[START OF AVAILABLE RECORDS]

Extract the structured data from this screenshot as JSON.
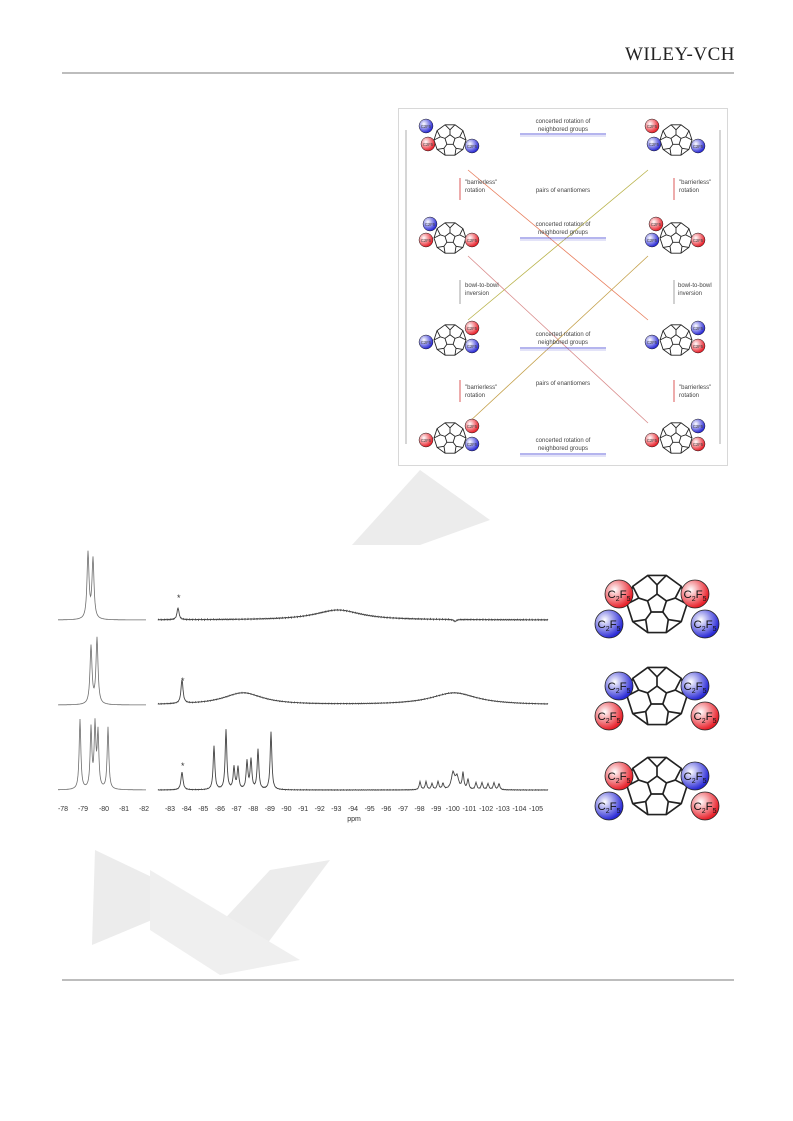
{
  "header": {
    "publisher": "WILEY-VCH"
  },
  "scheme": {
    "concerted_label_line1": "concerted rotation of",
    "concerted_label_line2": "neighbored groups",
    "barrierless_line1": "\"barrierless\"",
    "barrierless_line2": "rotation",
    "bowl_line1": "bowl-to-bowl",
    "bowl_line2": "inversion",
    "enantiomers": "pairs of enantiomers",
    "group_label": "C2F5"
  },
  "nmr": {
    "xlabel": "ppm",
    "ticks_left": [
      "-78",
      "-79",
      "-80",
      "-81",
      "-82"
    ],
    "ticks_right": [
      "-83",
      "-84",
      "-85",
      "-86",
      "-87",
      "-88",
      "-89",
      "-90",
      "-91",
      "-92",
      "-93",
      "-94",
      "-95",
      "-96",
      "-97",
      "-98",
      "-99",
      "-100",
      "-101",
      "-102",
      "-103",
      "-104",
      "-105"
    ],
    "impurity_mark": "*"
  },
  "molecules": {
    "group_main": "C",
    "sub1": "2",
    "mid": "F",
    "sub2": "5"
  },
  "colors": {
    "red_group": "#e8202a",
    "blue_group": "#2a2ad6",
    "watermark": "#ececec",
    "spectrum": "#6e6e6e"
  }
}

[END OF AVAILABLE RECORDS]
[START OF AVAILABLE RECORDS]

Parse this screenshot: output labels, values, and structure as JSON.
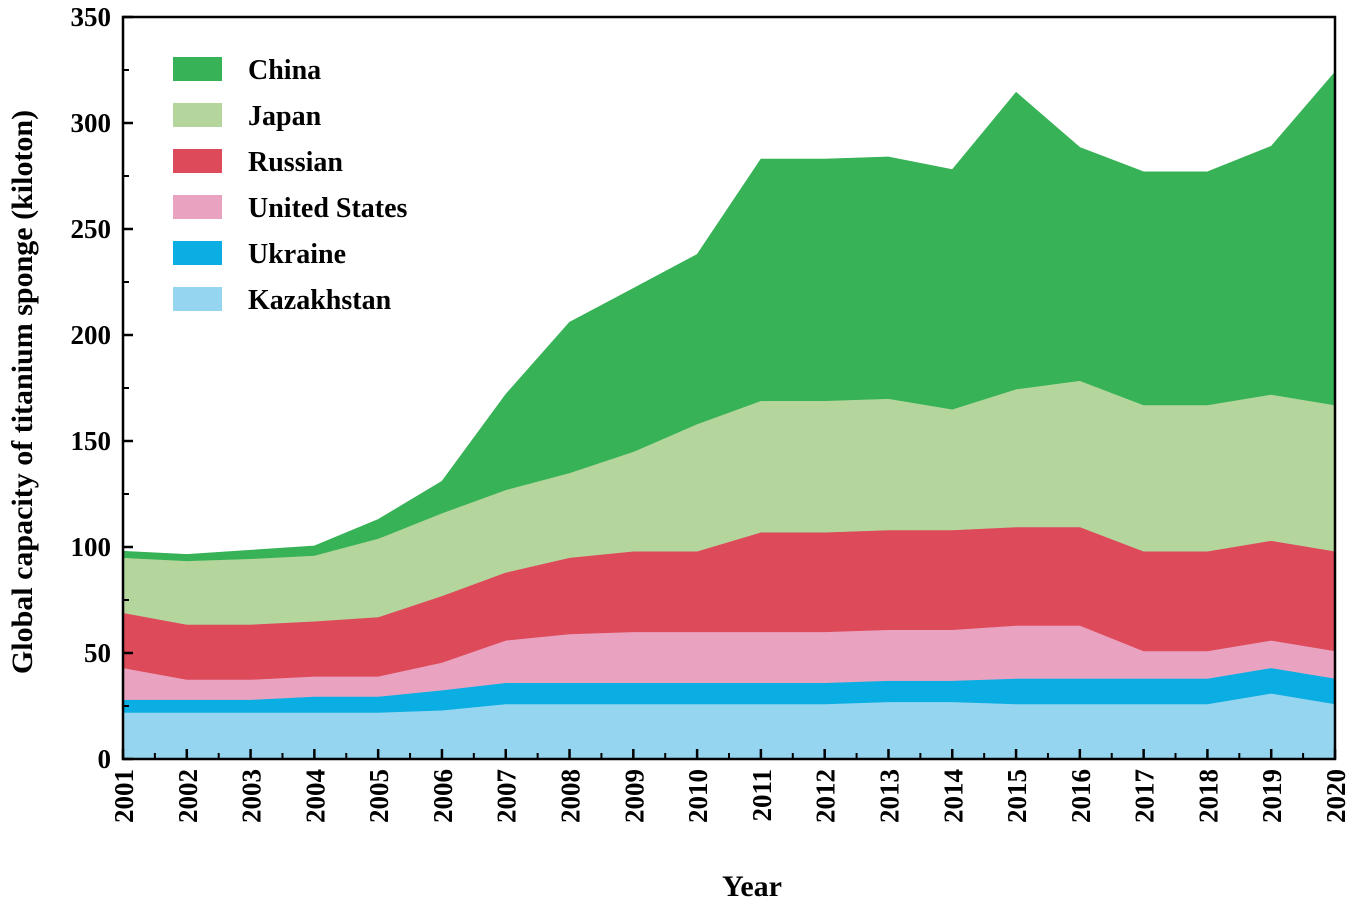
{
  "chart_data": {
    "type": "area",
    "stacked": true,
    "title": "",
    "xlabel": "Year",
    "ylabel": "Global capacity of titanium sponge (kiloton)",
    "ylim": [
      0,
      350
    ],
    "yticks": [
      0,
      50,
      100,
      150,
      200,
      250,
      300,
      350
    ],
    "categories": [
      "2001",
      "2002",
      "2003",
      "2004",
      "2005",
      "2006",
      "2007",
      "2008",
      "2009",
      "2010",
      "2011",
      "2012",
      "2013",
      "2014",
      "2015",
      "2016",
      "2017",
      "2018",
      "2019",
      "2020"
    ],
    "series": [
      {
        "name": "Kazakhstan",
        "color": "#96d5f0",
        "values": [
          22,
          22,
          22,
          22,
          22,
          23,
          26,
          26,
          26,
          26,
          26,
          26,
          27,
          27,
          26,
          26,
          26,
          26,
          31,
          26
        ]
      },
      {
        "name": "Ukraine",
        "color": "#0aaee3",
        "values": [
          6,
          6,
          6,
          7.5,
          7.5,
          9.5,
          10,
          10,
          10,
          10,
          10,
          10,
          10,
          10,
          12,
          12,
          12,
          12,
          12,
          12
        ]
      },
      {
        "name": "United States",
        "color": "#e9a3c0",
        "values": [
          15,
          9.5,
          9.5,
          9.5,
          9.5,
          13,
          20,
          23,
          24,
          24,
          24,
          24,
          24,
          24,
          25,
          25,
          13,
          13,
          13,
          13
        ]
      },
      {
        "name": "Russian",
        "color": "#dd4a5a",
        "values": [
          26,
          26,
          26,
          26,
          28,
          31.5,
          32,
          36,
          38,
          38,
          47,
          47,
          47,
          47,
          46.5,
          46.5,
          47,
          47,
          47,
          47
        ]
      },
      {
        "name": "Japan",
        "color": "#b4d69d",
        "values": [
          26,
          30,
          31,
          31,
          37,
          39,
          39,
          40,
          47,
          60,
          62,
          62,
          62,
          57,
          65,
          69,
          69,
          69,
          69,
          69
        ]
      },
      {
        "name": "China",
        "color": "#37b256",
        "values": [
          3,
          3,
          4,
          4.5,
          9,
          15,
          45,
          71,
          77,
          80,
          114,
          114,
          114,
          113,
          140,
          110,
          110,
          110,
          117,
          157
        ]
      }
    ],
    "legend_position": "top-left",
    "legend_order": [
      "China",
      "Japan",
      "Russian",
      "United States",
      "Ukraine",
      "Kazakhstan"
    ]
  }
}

[END OF AVAILABLE RECORDS]
[START OF AVAILABLE RECORDS]

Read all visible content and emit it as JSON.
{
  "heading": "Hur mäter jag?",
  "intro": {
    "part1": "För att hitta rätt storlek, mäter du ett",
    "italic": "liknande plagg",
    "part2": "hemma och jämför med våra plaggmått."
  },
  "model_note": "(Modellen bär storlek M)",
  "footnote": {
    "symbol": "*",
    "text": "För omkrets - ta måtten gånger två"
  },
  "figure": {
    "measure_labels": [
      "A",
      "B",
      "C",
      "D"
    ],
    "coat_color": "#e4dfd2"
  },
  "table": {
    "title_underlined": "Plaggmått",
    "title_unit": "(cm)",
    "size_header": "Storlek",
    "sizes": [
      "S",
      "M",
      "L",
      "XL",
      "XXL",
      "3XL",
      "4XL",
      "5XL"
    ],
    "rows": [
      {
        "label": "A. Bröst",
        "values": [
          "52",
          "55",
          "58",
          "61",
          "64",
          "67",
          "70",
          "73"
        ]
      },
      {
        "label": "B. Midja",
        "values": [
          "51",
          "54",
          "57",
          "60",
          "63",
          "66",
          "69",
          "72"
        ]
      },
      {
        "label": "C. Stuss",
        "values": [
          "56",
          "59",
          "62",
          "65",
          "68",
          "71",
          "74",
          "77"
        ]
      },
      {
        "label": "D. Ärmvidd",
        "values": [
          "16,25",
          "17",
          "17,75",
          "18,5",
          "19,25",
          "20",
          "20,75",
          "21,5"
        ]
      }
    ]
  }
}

[END OF AVAILABLE RECORDS]

TASK: Search the data for "mäter". Copy every line that has it.

EXPECTED OUTPUT:
  "heading": "Hur mäter jag?",
    "part1": "För att hitta rätt storlek, mäter du ett",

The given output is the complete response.